(Stated task): List each line of the data in which the string "dann" appears.

Stored records
>> START

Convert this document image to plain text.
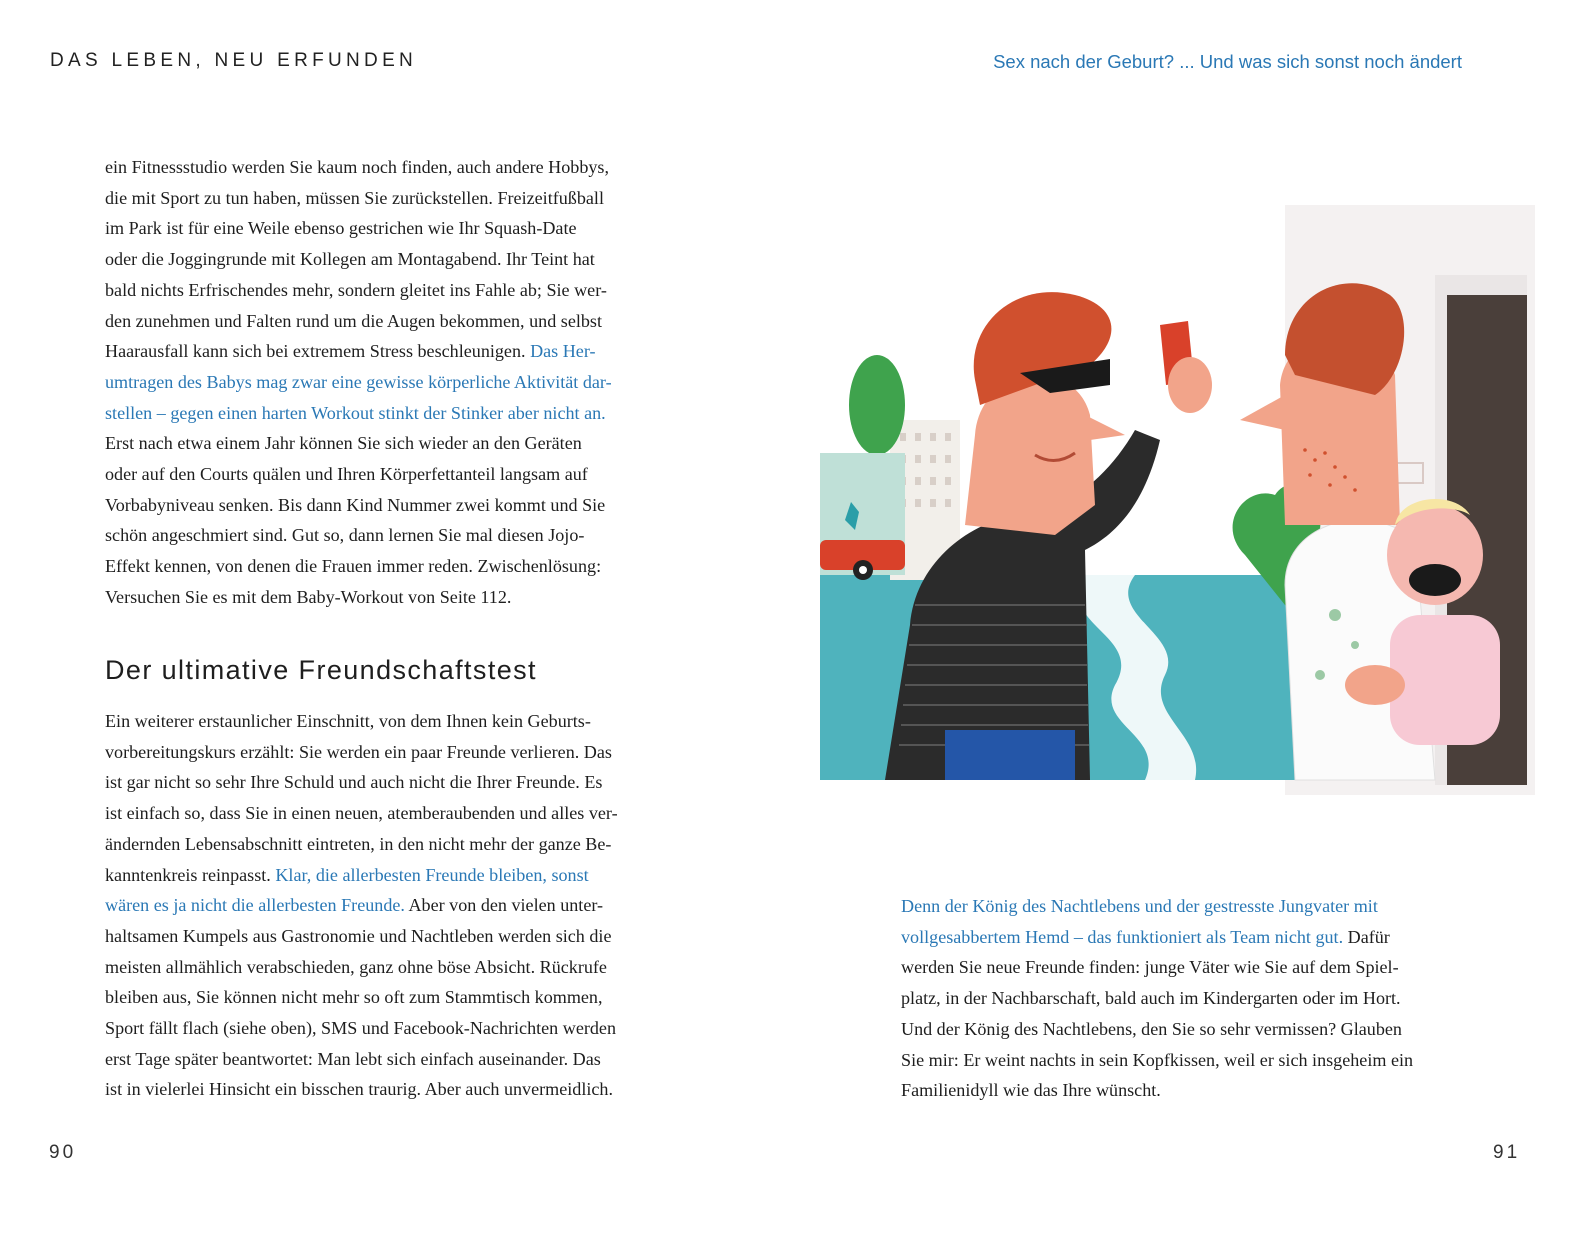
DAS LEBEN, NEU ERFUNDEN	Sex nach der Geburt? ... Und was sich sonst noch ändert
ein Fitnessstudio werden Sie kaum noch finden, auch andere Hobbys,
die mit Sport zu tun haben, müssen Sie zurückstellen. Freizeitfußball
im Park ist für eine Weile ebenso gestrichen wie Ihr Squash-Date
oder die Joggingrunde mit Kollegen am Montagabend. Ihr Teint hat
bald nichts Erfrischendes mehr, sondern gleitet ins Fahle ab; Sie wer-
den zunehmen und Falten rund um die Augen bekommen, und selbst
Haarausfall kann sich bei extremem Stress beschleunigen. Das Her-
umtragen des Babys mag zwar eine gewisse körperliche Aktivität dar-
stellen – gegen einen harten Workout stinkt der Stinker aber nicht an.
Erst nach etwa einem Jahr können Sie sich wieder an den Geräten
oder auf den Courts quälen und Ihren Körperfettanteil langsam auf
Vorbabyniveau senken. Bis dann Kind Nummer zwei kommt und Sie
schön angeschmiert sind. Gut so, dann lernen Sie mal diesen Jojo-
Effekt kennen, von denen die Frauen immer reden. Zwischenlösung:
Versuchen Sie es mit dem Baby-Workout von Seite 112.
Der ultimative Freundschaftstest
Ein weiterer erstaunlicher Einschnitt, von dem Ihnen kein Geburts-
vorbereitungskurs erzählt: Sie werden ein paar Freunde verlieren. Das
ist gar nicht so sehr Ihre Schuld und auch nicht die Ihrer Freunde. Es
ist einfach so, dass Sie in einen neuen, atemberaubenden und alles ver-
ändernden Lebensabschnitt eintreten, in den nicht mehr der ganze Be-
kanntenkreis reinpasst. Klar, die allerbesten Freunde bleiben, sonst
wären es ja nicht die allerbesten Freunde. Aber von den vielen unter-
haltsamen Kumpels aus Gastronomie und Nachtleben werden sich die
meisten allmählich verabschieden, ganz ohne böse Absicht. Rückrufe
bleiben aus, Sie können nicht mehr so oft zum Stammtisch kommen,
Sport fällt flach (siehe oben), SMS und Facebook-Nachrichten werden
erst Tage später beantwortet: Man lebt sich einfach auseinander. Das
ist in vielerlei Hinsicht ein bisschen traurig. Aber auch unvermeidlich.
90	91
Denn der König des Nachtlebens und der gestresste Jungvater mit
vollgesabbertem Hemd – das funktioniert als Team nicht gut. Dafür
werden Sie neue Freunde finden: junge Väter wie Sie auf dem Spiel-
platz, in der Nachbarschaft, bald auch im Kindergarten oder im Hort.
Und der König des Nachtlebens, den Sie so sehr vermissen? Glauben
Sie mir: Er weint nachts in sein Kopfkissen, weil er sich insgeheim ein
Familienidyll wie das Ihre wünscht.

>> END
>> START

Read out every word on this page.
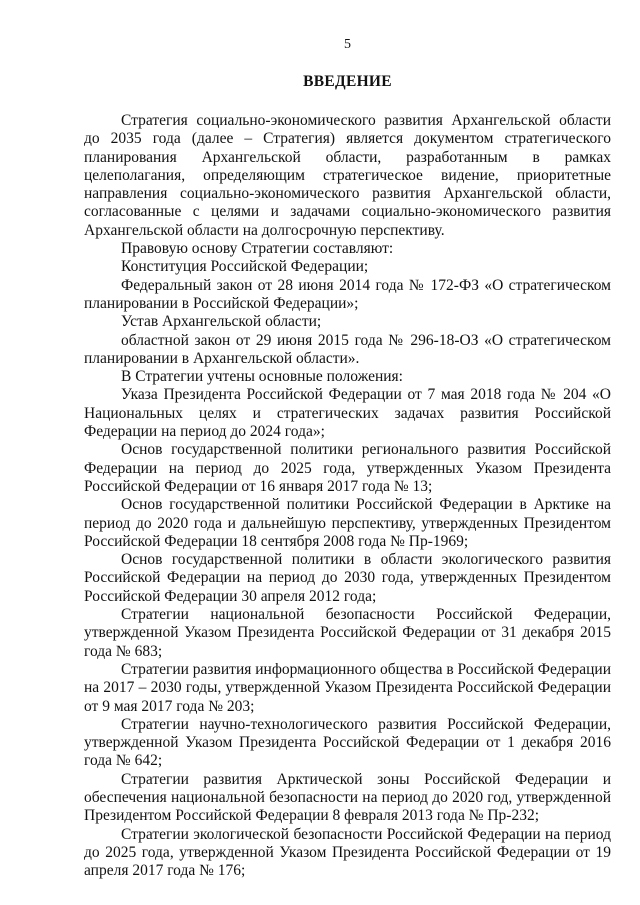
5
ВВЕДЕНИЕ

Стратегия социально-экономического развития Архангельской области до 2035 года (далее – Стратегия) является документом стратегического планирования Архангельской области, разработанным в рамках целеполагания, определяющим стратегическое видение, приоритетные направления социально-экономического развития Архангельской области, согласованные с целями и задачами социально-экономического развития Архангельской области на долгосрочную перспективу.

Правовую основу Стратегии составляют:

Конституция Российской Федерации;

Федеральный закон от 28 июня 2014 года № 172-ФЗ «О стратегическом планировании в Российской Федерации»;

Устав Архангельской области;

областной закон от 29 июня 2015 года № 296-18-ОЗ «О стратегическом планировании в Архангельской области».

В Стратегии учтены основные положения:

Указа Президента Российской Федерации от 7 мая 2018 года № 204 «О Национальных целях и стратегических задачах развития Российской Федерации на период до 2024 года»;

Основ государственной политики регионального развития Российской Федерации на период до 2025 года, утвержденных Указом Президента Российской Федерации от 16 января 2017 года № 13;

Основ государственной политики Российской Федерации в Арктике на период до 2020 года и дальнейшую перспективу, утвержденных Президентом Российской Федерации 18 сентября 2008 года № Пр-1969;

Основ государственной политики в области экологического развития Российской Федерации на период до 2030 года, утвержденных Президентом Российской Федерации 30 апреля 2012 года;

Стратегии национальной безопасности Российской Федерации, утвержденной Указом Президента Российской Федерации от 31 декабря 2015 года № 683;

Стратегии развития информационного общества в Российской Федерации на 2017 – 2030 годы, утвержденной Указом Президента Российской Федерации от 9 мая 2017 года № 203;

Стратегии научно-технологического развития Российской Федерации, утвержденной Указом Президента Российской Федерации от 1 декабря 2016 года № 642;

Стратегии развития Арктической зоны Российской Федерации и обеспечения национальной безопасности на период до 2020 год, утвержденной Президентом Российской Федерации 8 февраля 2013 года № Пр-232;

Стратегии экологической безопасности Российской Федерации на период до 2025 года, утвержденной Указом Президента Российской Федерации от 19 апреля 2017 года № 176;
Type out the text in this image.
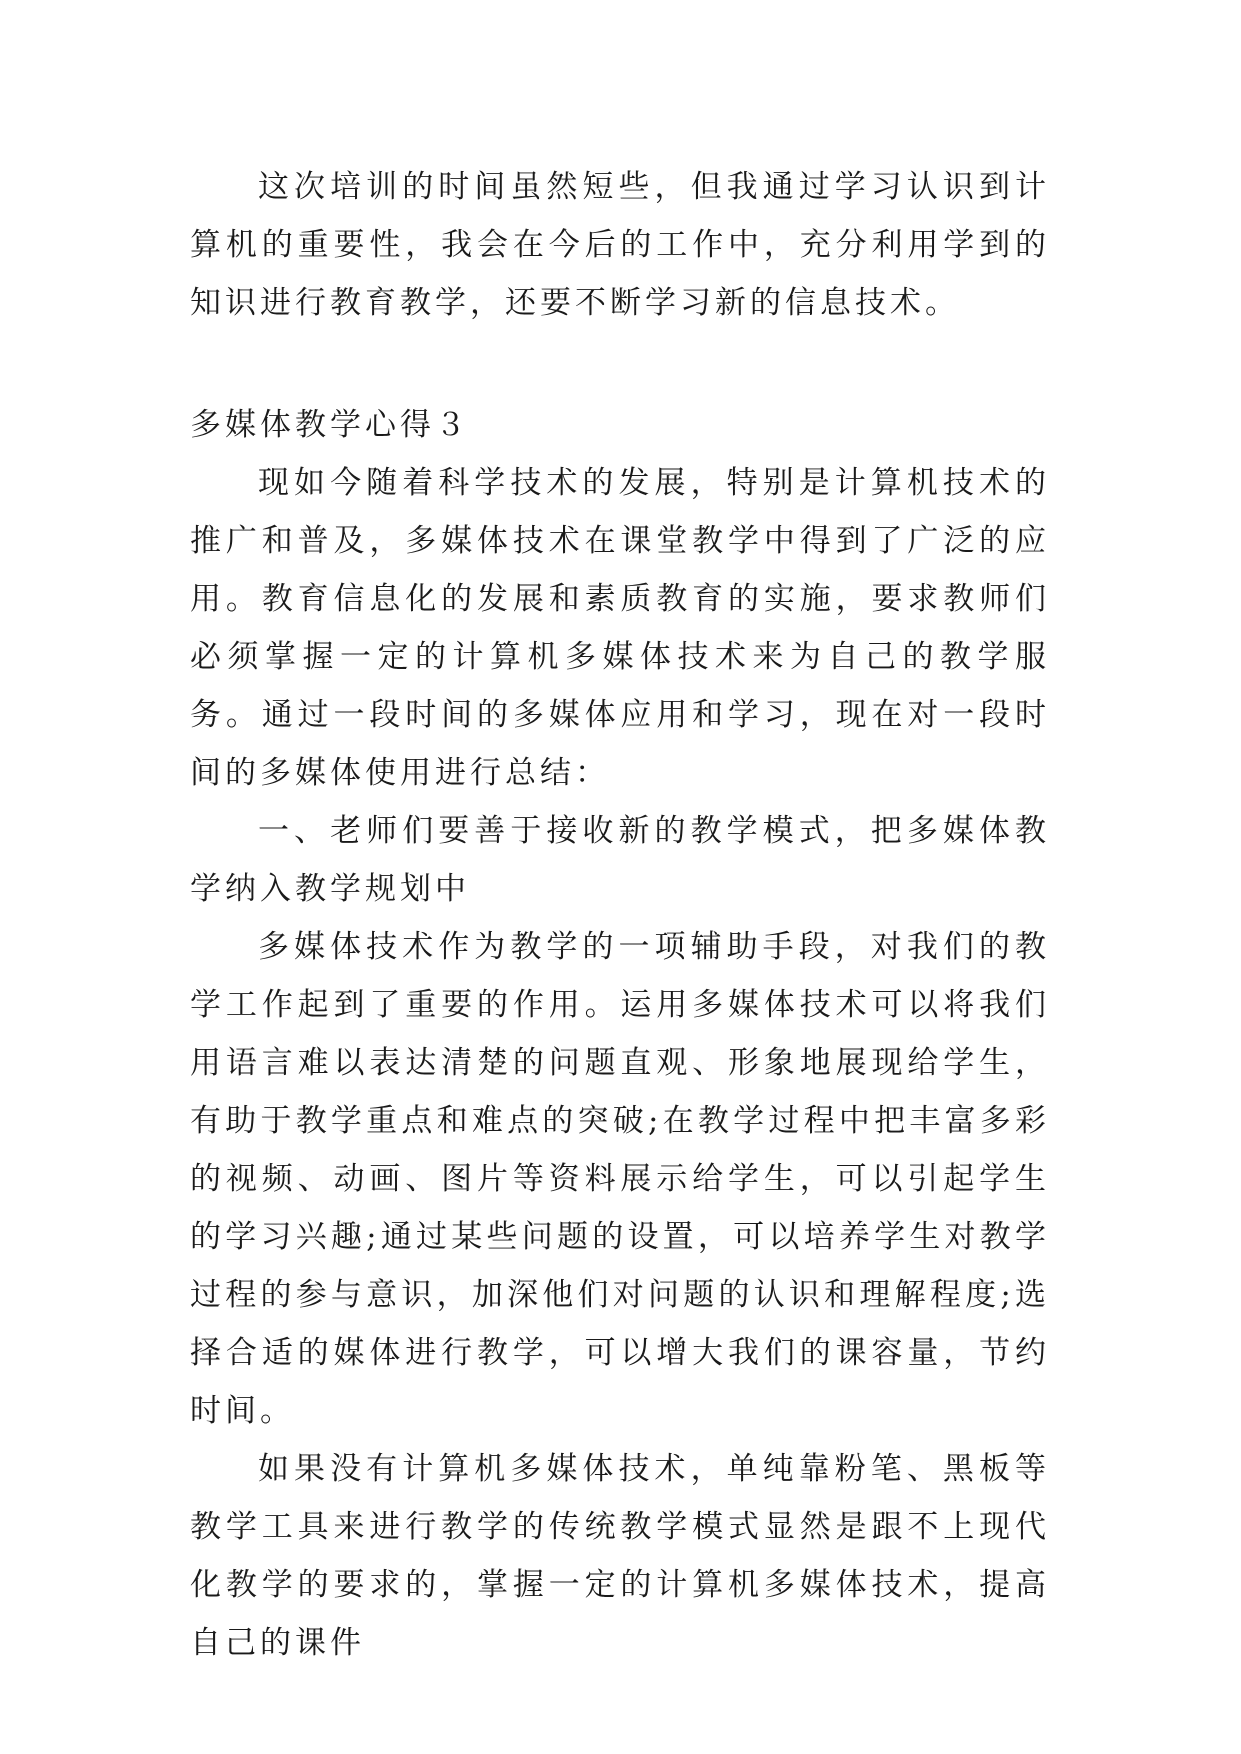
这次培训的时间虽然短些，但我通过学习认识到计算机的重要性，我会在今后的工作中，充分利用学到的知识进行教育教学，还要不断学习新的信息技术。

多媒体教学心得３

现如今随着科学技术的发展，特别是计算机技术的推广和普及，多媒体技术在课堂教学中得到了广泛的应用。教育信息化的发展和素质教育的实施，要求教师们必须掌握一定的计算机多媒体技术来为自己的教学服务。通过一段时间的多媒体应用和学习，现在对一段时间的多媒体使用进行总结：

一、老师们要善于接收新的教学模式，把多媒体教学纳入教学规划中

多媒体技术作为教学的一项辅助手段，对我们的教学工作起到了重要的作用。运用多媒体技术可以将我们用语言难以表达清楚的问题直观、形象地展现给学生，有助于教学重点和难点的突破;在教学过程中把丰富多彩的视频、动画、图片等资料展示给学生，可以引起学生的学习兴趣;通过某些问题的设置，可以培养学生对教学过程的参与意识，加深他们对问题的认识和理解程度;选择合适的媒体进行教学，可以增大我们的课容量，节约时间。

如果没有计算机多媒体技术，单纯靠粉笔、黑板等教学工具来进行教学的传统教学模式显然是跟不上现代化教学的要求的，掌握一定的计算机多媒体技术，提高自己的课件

>> END

(Exercise response):
Vorbabyniveau senken. Bis dann Kind Nummer zwei kommt und Sie
schön angeschmiert sind. Gut so, dann lernen Sie mal diesen Jojo-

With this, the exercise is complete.